Copy every line of the records below where the word "document" occurs.

>> Begin

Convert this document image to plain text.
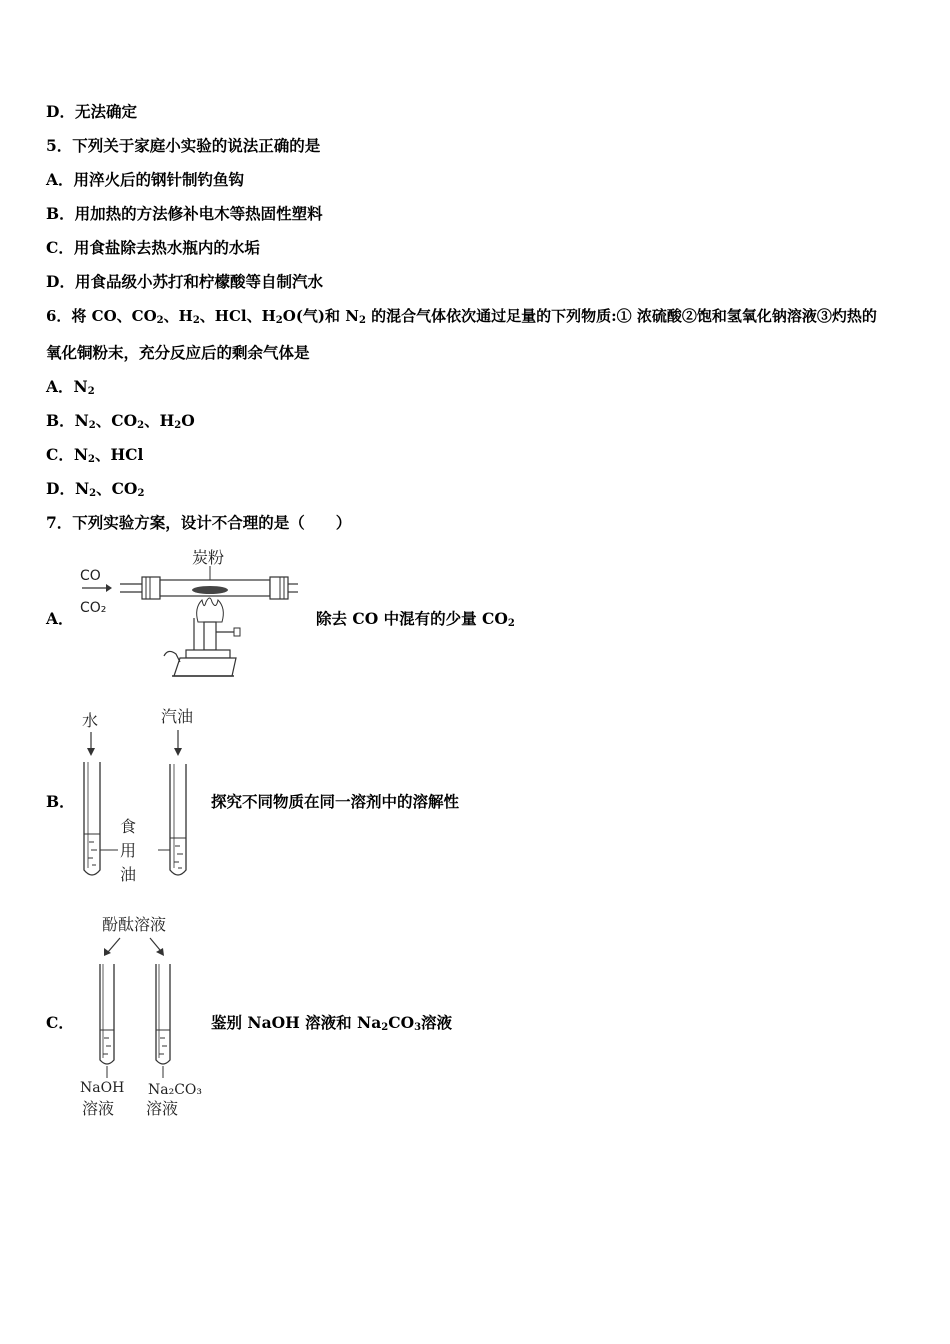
D．无法确定
5．下列关于家庭小实验的说法正确的是
A．用淬火后的钢针制钓鱼钩
B．用加热的方法修补电木等热固性塑料
C．用食盐除去热水瓶内的水垢
D．用食品级小苏打和柠檬酸等自制汽水
6．将 CO、$CO_2$、$H_2$、HCl、$H_2O$(气)和 $N_2$ 的混合气体依次通过足量的下列物质:① 浓硫酸②饱和氢氧化钠溶液③灼热的
氧化铜粉末，充分反应后的剩余气体是
A．$N_2$
B．$N_2$、$CO_2$、$H_2O$
C．$N_2$、HCl
D．$N_2$、$CO_2$
7．下列实验方案，设计不合理的是（　　）
A．
炭粉
CO
CO₂
除去 CO 中混有的少量 $CO_2$
B．
水	汽油
食
用
油
探究不同物质在同一溶剂中的溶解性
C．
酚酞溶液
NaOH
溶液
Na₂CO₃
溶液
鉴别 NaOH 溶液和 $Na_2CO_3$溶液
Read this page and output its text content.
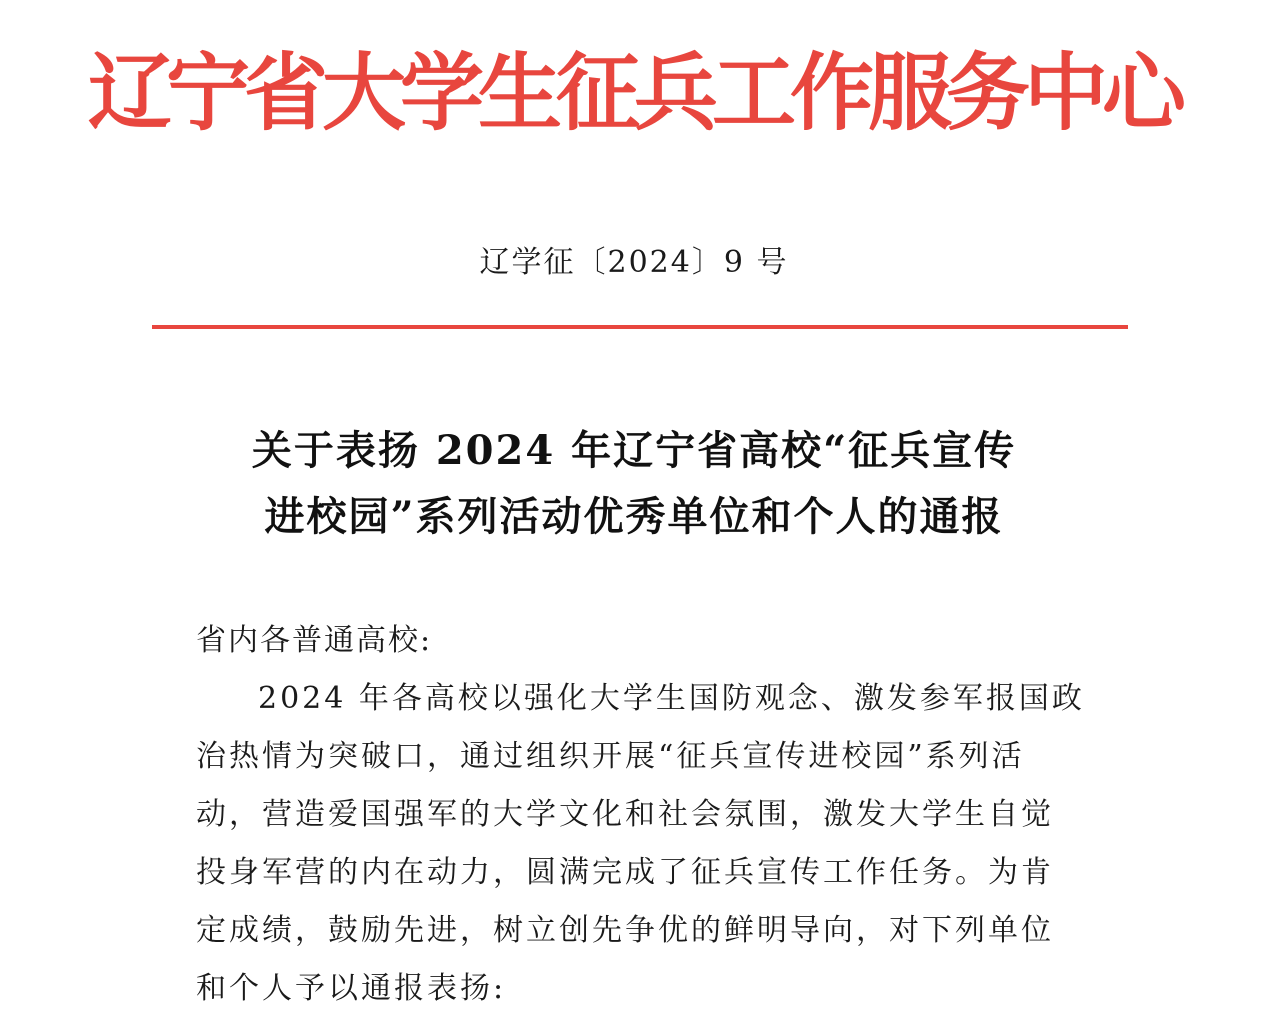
辽宁省大学生征兵工作服务中心
辽学征〔2024〕9 号
关于表扬 2024 年辽宁省高校“征兵宣传
进校园”系列活动优秀单位和个人的通报
省内各普通高校:
2024 年各高校以强化大学生国防观念、激发参军报国政
治热情为突破口，通过组织开展“征兵宣传进校园”系列活
动，营造爱国强军的大学文化和社会氛围，激发大学生自觉
投身军营的内在动力，圆满完成了征兵宣传工作任务。为肯
定成绩，鼓励先进，树立创先争优的鲜明导向，对下列单位
和个人予以通报表扬:
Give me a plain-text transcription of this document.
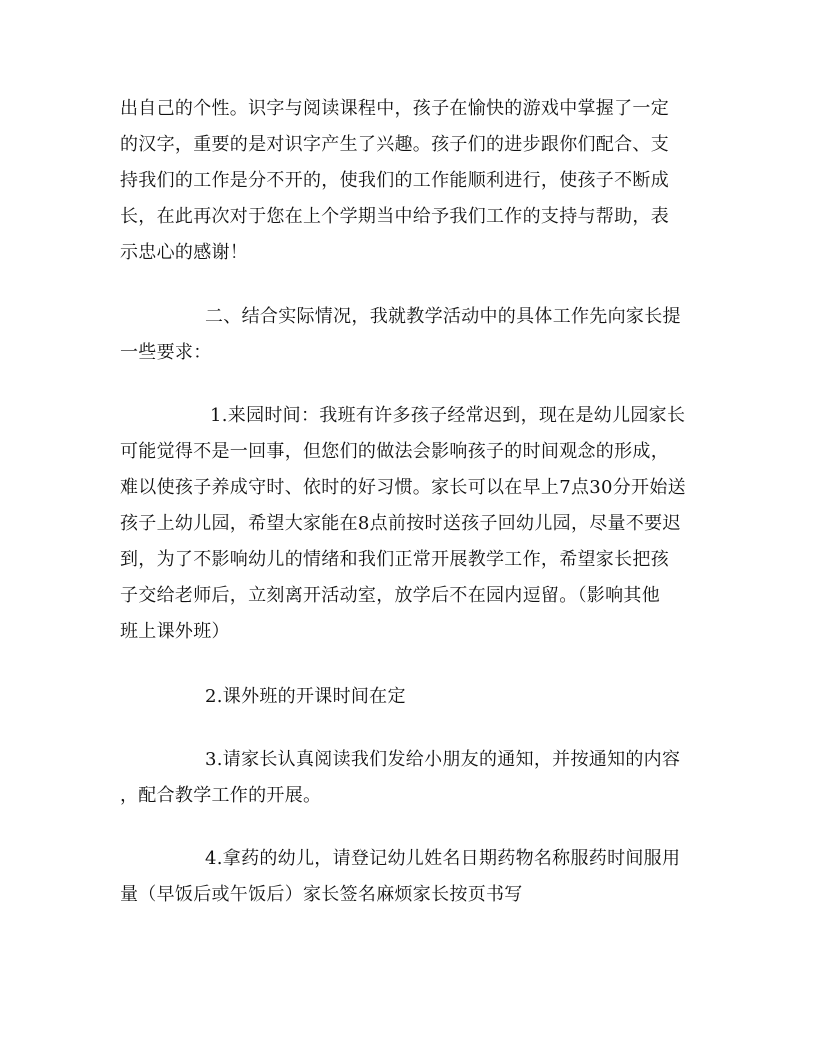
出自己的个性。识字与阅读课程中，孩子在愉快的游戏中掌握了一定
的汉字，重要的是对识字产生了兴趣。孩子们的进步跟你们配合、支
持我们的工作是分不开的，使我们的工作能顺利进行，使孩子不断成
长，在此再次对于您在上个学期当中给予我们工作的支持与帮助，表
示忠心的感谢！
二、结合实际情况，我就教学活动中的具体工作先向家长提
一些要求：
1.来园时间：我班有许多孩子经常迟到，现在是幼儿园家长
可能觉得不是一回事，但您们的做法会影响孩子的时间观念的形成，
难以使孩子养成守时、依时的好习惯。家长可以在早上7点30分开始送
孩子上幼儿园，希望大家能在8点前按时送孩子回幼儿园，尽量不要迟
到，为了不影响幼儿的情绪和我们正常开展教学工作，希望家长把孩
子交给老师后，立刻离开活动室，放学后不在园内逗留。（影响其他
班上课外班）
2.课外班的开课时间在定
3.请家长认真阅读我们发给小朋友的通知，并按通知的内容
，配合教学工作的开展。
4.拿药的幼儿，请登记幼儿姓名日期药物名称服药时间服用
量（早饭后或午饭后）家长签名麻烦家长按页书写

>> End

● Task output
Convert this document image to plain text.
Give me a plain-text transcription of this document.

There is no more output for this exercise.